**Page:**
- - - - - - -
I know I just posted right below but this is way different.
I can easily say that my cousin is my best friend. Unlike anyone else I know, we can lose contact for a year and pick ourselves up right where we left off with a squeal and a rib crushing hug. She's moved all across the country so I never saw her that much. But this year she moved about an hour and a half away from where I live. I was so excited to see her all the time.
But this year she decided she didn't want to be homeschooled anymore. She wanted to start as a freshman in high school. I was a little nervous for her. She was never really around kids when she was little and I wanted her to be picked up by the right crowd. The kind of people who would help her with her homework and support her, like my friends
But the next time I saw her, she was different. I guess it started with her wardrobe. Everything she wore was black. Then I was given a full blown breifing into her new life at school. Filled with boyfriends and drama and what not. Stuff that I could never see myself as part of. Nothing really changed between our friendship, execpt that now I was her little cousin. She was older by seven months but now I was innocent and naíve.
- - - - - - -
**Data excerpt:**
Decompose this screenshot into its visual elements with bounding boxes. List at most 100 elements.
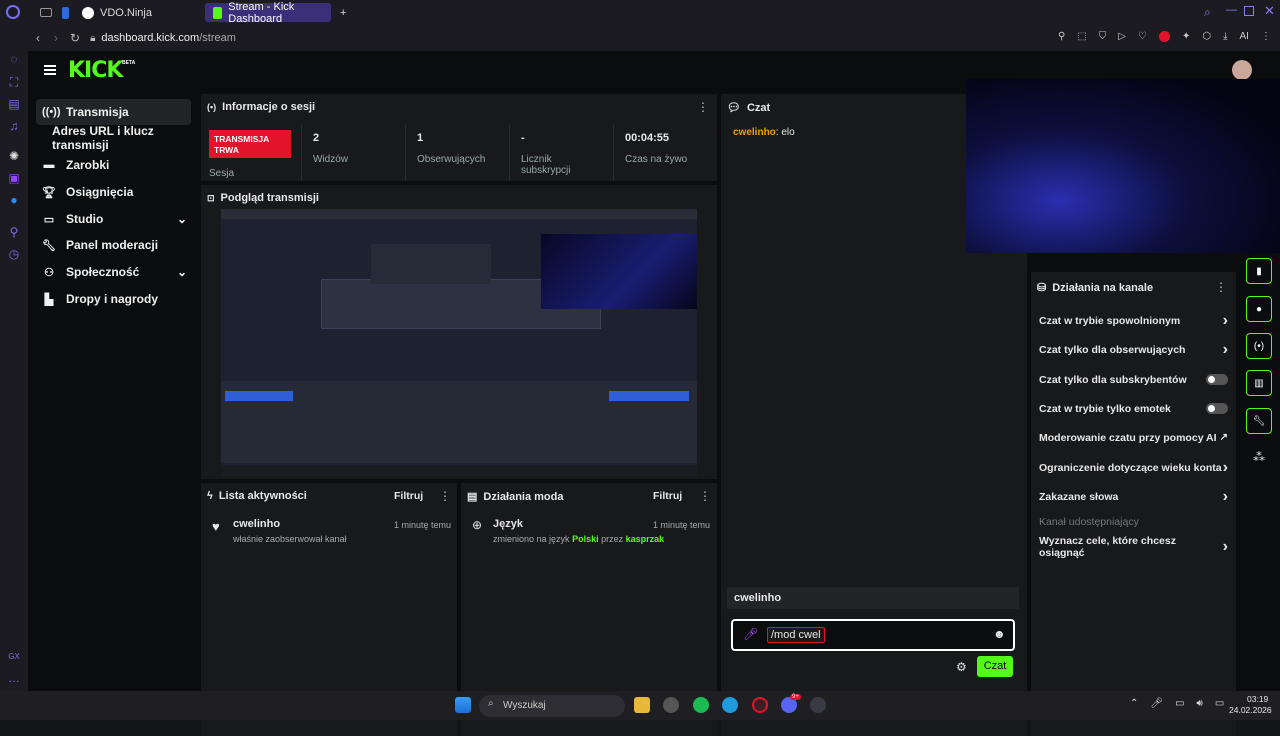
- - - - - - -
Write out the passage of the post about the cousin word for word, from "But this year she decided" up to and including "innocent and naíve.". You won't need the data for this.

**Result:**
But this year she decided she didn't want to be homeschooled anymore. She wanted to start as a freshman in high school. I was a little nervous for her. She was never really around kids when she was little and I wanted her to be picked up by the right crowd. The kind of people who would help her with her homework and support her, like my friends
But the next time I saw her, she was different. I guess it started with her wardrobe. Everything she wore was black. Then I was given a full blown breifing into her new life at school. Filled with boyfriends and drama and what not. Stuff that I could never see myself as part of. Nothing really changed between our friendship, execpt that now I was her little cousin. She was older by seven months but now I was innocent and naíve.